-- Start of Extract provided --
The Canadian Housing Crisis
Canada’s housing and homelessness crisis has greatly impacted renters – in particular those living on lower incomes – resulting in an increase in the number of renters in core housing need, meaning that their housing is unaffordable, in need of major repairs, and/or overcrowded.
For the majority of renters, affordability is the primary challenge. The loss of affordable housing options and government retreat from the development and regulation of affordable housing has resulted in an increase in homelessness and housing insecurity across the country.
This is because the number of rental homes that are affordable to Canadian households is rapidly dwindling. Right now, for every new affordable unit built with public funds, two are lost, either to demolition and conversion, or as a result of excessive rent increases that render the units unaffordable. Moreover, only a fraction of the new housing being built with public funding is affordable to lower income households.
Developers are incentivized to build housing that is targeted towards higher income households, and minimal government investment in non-market, community housing, means that there are few housing options available to people in greatest housing need. As a result, households are increasingly facing displacement from their homes and communities, in some cases leading to segregation into poorly resourced areas far away from socio-economic opportunities, and in other cases, leading to homelessness.
The Ontario Housing Crisis
The lack of secure, affordable rental housing and rising rental costs are key issues in Ontario. Average asking rents in the province are the second highest in the country and the rental vacancy rate remains low at 2.7 per cent. Compared to the rest of Canada, the proportion of Ontario renters in core housing need has grown tremendously, reaching 34 per cent. While Ontario has given municipalities ambitious housing targets and introduced new policies that aim to accelerate homebuilding, local governments are limited in their ability to implement these directives.
Moreover, supply alone cannot solve the growing housing and homelessness crisis in Ontario, which is no longer confined to large urban centres, but is spreading to smaller communities and rural areas, too. On the one hand, the pace of housing starts has declined in Ontario over the last two years, and is unlikely to pick up in coming years, given the devastating impacts of US tariffs on the residential construction industry. On the other hand, the majority of the existing rental housing stock in the province is deteriorating, and more and more renters living in older buildings are facing displacement – often through “renovictions” or “demovictions” – with limited alternative, affordable housing options available in the private market or community housing sector.
The province’s focus on attainable home ownership over secure, affordable rental housing has resulted in a worsening of the housing and homelessness crisis, as evidenced by the staggering increase in homelessness. Municipalities are on the frontline of this crisis. As the operational arm of any provincial housing strategy – and in particular in Ontario, where many responsibilities have been downloaded to the local level – municipalities play a central role in the provision of adequate and affordable housing that can respond to local needs.
To address the crisis, it is urgent to shift towards policies and strategies that create and protect truly affordable rental housing. Municipalities have several tools at their disposal to incentivize new affordable housing supply, in addition to preserving affordable rentals and tenancies, and ultimately preventing displacement and homelessness.
-- End of Extract provided --
» Task to complete
Copy the part of the housing crisis text starting with "The Ontario Housing" and going on through "implement these directives.".
-- Start of Extracted entries --
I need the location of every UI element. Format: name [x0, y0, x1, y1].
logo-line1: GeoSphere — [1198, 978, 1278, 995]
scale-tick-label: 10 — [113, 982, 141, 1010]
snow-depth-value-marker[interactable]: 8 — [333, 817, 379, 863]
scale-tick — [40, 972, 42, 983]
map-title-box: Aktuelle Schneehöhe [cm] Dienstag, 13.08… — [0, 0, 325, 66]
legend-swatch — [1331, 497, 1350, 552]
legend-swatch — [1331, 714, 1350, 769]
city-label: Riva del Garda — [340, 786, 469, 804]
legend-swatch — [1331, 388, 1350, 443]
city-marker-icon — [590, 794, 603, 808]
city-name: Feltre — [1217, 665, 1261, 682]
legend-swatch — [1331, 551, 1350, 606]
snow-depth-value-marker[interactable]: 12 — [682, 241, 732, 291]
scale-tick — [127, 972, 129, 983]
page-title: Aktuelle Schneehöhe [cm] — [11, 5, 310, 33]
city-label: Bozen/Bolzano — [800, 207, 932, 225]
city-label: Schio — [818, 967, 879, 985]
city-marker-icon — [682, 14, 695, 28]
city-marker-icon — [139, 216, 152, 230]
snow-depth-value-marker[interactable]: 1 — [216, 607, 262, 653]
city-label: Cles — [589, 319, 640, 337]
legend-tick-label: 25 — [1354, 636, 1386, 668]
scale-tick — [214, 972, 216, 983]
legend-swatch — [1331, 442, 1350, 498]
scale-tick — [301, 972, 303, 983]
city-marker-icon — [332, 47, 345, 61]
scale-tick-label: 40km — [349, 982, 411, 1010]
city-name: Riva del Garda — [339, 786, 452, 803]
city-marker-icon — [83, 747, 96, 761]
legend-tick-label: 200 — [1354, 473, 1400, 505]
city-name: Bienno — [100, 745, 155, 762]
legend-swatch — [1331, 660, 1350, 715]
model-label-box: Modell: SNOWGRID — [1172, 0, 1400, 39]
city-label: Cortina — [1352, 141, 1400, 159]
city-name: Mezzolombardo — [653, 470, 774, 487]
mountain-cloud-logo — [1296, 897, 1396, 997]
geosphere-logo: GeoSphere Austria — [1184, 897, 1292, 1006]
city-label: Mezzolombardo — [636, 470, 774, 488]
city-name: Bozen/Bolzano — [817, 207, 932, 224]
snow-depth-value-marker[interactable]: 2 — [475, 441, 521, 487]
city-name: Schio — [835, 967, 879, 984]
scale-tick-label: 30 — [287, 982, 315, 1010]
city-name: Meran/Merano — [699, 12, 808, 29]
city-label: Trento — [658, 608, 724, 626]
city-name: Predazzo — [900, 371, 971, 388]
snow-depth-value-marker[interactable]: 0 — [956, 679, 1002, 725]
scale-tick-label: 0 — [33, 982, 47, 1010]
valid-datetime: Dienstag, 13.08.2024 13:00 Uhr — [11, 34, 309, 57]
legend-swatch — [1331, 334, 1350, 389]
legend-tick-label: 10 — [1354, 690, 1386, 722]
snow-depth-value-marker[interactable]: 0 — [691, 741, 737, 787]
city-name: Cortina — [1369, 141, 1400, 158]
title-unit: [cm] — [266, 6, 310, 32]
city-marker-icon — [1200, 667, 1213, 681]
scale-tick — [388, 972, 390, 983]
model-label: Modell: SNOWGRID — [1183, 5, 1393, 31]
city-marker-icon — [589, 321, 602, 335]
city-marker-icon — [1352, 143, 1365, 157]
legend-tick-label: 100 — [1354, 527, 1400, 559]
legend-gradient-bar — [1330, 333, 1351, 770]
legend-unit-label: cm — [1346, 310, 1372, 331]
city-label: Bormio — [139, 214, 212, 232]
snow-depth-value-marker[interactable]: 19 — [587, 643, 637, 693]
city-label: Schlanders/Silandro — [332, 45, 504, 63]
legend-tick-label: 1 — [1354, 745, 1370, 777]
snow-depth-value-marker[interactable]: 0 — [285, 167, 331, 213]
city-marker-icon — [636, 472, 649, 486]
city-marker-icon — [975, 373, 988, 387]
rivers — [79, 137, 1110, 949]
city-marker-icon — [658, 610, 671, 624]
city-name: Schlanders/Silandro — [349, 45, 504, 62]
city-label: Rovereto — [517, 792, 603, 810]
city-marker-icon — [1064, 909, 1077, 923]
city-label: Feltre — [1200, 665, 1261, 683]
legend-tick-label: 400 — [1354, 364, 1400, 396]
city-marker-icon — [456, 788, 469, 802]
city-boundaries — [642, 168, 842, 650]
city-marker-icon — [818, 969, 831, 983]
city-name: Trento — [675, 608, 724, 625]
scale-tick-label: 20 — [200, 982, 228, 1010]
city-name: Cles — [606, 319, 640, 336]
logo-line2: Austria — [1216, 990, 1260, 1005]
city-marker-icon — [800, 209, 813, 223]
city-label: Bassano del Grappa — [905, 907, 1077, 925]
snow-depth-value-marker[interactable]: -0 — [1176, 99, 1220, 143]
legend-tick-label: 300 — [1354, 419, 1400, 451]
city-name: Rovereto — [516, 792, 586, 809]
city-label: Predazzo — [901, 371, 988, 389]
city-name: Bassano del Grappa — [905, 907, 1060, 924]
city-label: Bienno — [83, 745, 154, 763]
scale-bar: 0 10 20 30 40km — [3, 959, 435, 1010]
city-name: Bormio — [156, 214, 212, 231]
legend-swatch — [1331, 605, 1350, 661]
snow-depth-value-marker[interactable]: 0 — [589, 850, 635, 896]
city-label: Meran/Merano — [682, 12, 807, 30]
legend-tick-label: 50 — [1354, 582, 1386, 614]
-- End of Extracted entries --
» Task result
The Ontario Housing Crisis
The lack of secure, affordable rental housing and rising rental costs are key issues in Ontario. Average asking rents in the province are the second highest in the country and the rental vacancy rate remains low at 2.7 per cent. Compared to the rest of Canada, the proportion of Ontario renters in core housing need has grown tremendously, reaching 34 per cent. While Ontario has given municipalities ambitious housing targets and introduced new policies that aim to accelerate homebuilding, local governments are limited in their ability to implement these directives.